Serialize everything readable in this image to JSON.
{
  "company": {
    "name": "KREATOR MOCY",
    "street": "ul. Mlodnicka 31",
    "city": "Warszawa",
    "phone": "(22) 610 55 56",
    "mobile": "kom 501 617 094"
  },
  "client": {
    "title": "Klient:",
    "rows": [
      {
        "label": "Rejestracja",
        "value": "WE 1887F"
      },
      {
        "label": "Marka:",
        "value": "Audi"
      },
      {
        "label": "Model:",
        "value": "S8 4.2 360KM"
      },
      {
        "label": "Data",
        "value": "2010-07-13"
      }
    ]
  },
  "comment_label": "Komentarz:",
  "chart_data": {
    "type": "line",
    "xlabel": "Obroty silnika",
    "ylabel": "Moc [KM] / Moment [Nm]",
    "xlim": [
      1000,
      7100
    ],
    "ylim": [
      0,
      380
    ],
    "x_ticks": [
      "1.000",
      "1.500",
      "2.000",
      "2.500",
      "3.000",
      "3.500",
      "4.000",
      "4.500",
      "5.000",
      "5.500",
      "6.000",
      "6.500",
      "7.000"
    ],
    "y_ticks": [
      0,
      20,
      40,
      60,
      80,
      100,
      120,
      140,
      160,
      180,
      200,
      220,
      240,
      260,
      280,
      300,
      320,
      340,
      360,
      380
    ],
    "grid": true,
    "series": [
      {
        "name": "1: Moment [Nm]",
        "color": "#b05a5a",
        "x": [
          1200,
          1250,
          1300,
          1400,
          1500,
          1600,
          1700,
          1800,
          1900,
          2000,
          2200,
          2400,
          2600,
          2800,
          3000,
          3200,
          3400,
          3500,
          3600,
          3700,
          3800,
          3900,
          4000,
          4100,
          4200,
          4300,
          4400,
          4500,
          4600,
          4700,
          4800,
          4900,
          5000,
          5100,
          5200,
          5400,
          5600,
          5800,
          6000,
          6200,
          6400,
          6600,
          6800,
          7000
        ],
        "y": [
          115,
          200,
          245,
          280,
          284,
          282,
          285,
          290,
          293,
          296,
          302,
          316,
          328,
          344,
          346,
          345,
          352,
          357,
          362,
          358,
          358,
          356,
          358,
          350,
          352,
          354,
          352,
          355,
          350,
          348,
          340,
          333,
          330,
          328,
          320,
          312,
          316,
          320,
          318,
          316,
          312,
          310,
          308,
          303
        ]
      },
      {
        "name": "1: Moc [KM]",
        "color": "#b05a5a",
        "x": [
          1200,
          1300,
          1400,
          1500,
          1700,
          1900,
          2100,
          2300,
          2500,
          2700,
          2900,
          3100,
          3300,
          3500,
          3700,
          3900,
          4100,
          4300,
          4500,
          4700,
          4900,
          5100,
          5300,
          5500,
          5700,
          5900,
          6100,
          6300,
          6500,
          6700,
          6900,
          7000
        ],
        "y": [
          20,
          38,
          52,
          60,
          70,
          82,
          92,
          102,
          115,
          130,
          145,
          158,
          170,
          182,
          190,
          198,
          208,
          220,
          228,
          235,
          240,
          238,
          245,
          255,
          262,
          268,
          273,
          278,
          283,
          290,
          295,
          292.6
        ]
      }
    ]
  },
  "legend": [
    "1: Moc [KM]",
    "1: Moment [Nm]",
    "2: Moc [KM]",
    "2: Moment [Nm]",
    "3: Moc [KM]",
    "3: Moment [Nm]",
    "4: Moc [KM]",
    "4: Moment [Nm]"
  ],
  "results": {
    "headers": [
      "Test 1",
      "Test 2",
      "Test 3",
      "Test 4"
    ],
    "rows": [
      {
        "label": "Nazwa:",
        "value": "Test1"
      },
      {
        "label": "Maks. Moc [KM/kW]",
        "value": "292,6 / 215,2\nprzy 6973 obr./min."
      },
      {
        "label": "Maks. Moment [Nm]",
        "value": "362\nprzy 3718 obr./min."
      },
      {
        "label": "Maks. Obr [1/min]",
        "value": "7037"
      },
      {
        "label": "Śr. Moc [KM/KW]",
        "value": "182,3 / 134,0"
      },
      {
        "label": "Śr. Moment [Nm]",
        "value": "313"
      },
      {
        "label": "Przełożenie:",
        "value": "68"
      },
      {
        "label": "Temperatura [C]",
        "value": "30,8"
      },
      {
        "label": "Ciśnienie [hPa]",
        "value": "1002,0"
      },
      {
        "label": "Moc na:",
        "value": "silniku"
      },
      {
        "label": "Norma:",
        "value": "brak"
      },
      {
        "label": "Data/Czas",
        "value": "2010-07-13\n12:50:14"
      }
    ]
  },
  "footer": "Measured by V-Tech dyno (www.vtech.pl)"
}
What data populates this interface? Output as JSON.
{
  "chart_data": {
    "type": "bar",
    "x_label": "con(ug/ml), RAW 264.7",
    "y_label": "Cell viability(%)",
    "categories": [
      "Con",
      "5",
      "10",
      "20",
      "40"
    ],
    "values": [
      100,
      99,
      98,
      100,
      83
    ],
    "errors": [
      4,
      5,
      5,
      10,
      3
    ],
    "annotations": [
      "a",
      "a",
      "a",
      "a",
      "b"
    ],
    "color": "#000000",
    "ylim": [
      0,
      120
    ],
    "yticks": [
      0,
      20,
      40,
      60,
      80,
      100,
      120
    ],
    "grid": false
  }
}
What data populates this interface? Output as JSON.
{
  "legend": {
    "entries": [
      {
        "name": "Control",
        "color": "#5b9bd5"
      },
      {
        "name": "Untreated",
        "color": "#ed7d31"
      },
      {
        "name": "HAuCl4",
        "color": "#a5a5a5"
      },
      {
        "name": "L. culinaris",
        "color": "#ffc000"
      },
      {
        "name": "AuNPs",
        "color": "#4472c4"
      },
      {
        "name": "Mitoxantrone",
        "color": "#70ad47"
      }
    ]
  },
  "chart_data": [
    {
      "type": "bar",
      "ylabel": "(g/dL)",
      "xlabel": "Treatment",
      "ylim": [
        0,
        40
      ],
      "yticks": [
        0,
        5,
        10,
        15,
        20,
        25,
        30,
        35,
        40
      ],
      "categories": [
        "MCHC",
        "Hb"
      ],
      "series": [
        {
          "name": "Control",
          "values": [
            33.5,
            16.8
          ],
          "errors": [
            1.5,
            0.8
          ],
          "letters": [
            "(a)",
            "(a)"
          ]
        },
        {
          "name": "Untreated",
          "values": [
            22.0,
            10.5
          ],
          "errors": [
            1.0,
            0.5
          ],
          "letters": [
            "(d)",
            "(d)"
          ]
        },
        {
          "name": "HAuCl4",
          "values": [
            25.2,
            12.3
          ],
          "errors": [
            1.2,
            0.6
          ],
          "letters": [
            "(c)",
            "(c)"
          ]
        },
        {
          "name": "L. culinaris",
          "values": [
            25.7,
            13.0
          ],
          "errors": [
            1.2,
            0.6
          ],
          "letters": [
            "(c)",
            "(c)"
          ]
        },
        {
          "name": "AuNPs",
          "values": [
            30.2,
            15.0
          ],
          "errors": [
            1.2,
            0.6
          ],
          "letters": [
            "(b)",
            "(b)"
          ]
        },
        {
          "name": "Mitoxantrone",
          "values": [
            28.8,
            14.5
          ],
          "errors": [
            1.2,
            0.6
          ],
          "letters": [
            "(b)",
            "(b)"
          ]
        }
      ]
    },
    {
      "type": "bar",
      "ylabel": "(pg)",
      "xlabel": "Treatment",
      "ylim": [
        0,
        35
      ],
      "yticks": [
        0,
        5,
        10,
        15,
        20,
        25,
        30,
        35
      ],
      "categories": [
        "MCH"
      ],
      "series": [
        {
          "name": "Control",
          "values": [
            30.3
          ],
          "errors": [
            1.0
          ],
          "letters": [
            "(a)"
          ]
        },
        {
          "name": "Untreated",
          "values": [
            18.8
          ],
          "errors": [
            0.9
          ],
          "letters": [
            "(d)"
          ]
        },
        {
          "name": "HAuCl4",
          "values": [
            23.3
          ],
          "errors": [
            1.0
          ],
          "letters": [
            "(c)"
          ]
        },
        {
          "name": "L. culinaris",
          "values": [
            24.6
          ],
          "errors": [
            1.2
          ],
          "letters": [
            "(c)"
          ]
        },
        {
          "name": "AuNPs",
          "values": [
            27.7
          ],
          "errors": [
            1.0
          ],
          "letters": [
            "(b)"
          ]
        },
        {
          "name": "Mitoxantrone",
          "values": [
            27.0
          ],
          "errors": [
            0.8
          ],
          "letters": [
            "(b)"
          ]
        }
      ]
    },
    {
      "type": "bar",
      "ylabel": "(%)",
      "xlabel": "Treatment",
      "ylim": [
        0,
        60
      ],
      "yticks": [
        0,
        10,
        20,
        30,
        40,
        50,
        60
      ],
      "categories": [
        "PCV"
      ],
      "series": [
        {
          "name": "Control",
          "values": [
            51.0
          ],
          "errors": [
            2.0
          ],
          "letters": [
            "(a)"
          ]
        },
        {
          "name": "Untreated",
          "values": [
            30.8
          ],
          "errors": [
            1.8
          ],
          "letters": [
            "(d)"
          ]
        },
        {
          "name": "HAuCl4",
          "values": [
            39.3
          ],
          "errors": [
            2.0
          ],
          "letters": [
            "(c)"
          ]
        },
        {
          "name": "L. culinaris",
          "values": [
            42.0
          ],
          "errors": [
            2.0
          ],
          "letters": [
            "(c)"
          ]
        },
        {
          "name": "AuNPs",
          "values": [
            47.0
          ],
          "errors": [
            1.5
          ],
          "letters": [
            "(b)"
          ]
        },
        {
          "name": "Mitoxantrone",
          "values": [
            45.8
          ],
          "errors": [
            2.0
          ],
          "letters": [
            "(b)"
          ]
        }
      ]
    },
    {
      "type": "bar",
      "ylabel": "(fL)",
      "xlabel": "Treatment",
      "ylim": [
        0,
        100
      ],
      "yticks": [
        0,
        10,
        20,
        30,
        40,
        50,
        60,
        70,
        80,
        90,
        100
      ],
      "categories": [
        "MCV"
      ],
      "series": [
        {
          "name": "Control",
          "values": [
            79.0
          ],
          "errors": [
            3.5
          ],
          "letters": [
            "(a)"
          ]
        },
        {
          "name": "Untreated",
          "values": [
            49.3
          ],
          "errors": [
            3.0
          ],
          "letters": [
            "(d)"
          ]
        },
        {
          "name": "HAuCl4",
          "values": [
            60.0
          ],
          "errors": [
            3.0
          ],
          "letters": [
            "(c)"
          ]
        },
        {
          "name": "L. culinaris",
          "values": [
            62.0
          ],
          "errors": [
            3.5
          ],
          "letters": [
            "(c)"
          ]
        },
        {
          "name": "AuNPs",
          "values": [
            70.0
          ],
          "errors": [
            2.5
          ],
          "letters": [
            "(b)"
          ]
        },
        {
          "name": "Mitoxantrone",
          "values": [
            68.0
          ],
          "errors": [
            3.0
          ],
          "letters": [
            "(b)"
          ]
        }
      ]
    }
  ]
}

######

### [What you should do]
Collect the lines of the records that include the string "Moment".

### [Completed task]
    "ylabel": "Moc [KM] / Moment [Nm]",
        "name": "1: Moment [Nm]",
    "1: Moment [Nm]",
    "2: Moment [Nm]",
    "3: Moment [Nm]",
    "4: Moment [Nm]"
        "label": "Maks. Moment [Nm]",
        "label": "Śr. Moment [Nm]",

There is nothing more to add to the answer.